STATED GOAL. Give the material again in full, matching it exactly.

RAW DATA.

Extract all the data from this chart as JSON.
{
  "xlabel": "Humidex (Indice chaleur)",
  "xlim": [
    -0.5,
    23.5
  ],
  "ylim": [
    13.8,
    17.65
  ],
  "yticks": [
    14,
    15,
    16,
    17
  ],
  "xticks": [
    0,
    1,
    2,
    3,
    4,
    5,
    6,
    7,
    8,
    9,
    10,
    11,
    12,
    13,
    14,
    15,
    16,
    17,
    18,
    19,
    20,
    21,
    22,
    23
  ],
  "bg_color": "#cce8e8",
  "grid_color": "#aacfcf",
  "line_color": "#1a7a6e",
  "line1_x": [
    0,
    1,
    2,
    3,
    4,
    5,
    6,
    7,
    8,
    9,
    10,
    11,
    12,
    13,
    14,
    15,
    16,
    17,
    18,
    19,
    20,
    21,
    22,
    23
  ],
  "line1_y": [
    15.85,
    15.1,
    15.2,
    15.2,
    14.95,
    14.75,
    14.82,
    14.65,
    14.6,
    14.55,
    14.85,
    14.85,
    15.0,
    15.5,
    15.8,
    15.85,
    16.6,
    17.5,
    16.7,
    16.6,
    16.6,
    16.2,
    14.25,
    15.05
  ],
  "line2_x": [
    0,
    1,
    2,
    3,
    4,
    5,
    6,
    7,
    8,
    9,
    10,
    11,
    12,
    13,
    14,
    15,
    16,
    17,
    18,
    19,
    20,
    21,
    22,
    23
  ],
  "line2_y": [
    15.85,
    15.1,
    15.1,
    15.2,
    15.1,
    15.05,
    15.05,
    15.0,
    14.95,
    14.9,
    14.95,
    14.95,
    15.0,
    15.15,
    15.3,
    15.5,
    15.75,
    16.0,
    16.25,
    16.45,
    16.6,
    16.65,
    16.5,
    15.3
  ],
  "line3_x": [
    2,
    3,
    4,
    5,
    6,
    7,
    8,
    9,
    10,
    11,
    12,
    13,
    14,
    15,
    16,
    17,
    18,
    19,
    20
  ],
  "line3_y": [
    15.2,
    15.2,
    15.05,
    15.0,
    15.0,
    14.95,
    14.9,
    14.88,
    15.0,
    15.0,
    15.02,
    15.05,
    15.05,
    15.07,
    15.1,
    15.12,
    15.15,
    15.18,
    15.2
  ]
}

PROBLEM SOLUTION.
Extract all the data from this chart as JSON.
{
  "xlabel": "Humidex (Indice chaleur)",
  "xlim": [
    -0.5,
    23.5
  ],
  "ylim": [
    13.8,
    17.65
  ],
  "yticks": [
    14,
    15,
    16,
    17
  ],
  "xticks": [
    0,
    1,
    2,
    3,
    4,
    5,
    6,
    7,
    8,
    9,
    10,
    11,
    12,
    13,
    14,
    15,
    16,
    17,
    18,
    19,
    20,
    21,
    22,
    23
  ],
  "bg_color": "#cce8e8",
  "grid_color": "#aacfcf",
  "line_color": "#1a7a6e",
  "line1_x": [
    0,
    1,
    2,
    3,
    4,
    5,
    6,
    7,
    8,
    9,
    10,
    11,
    12,
    13,
    14,
    15,
    16,
    17,
    18,
    19,
    20,
    21,
    22,
    23
  ],
  "line1_y": [
    15.85,
    15.1,
    15.2,
    15.2,
    14.95,
    14.75,
    14.82,
    14.65,
    14.6,
    14.55,
    14.85,
    14.85,
    15.0,
    15.5,
    15.8,
    15.85,
    16.6,
    17.5,
    16.7,
    16.6,
    16.6,
    16.2,
    14.25,
    15.05
  ],
  "line2_x": [
    0,
    1,
    2,
    3,
    4,
    5,
    6,
    7,
    8,
    9,
    10,
    11,
    12,
    13,
    14,
    15,
    16,
    17,
    18,
    19,
    20,
    21,
    22,
    23
  ],
  "line2_y": [
    15.85,
    15.1,
    15.1,
    15.2,
    15.1,
    15.05,
    15.05,
    15.0,
    14.95,
    14.9,
    14.95,
    14.95,
    15.0,
    15.15,
    15.3,
    15.5,
    15.75,
    16.0,
    16.25,
    16.45,
    16.6,
    16.65,
    16.5,
    15.3
  ],
  "line3_x": [
    2,
    3,
    4,
    5,
    6,
    7,
    8,
    9,
    10,
    11,
    12,
    13,
    14,
    15,
    16,
    17,
    18,
    19,
    20
  ],
  "line3_y": [
    15.2,
    15.2,
    15.05,
    15.0,
    15.0,
    14.95,
    14.9,
    14.88,
    15.0,
    15.0,
    15.02,
    15.05,
    15.05,
    15.07,
    15.1,
    15.12,
    15.15,
    15.18,
    15.2
  ]
}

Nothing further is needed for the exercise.